To do:
Every entry below should be repeated exactly; the pictures should not.

Records to process:
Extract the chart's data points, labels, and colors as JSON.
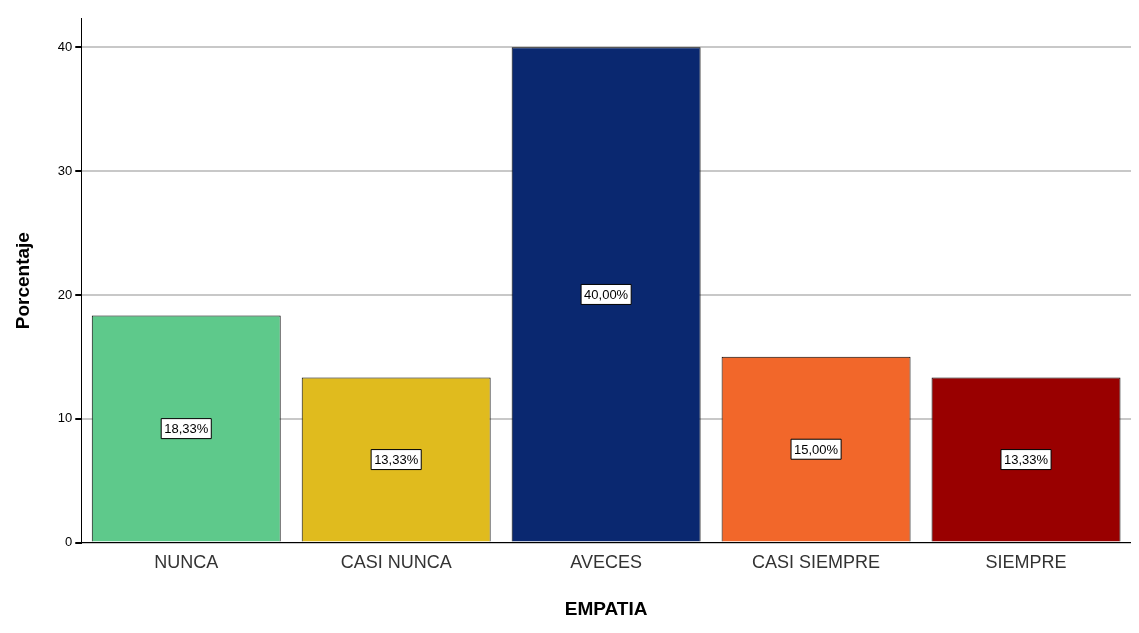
{
  "chart_data": {
    "type": "bar",
    "xlabel": "EMPATIA",
    "ylabel": "Porcentaje",
    "categories": [
      "NUNCA",
      "CASI NUNCA",
      "AVECES",
      "CASI SIEMPRE",
      "SIEMPRE"
    ],
    "values": [
      18.33,
      13.33,
      40,
      15,
      13.33
    ],
    "colors": [
      "#5ec98b",
      "#e0bb1e",
      "#0a2870",
      "#f2672a",
      "#990000"
    ],
    "value_labels": [
      "18,33%",
      "13,33%",
      "40,00%",
      "15,00%",
      "13,33%"
    ],
    "ylim": [
      0,
      42.3
    ],
    "yticks": [
      0,
      10,
      20,
      30,
      40
    ],
    "grid": "y",
    "legend": false
  }
}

Written answer:
Extract the chart's data points, labels, and colors as JSON.
{
  "chart_data": {
    "type": "bar",
    "xlabel": "EMPATIA",
    "ylabel": "Porcentaje",
    "categories": [
      "NUNCA",
      "CASI NUNCA",
      "AVECES",
      "CASI SIEMPRE",
      "SIEMPRE"
    ],
    "values": [
      18.33,
      13.33,
      40,
      15,
      13.33
    ],
    "colors": [
      "#5ec98b",
      "#e0bb1e",
      "#0a2870",
      "#f2672a",
      "#990000"
    ],
    "value_labels": [
      "18,33%",
      "13,33%",
      "40,00%",
      "15,00%",
      "13,33%"
    ],
    "ylim": [
      0,
      42.3
    ],
    "yticks": [
      0,
      10,
      20,
      30,
      40
    ],
    "grid": "y",
    "legend": false
  }
}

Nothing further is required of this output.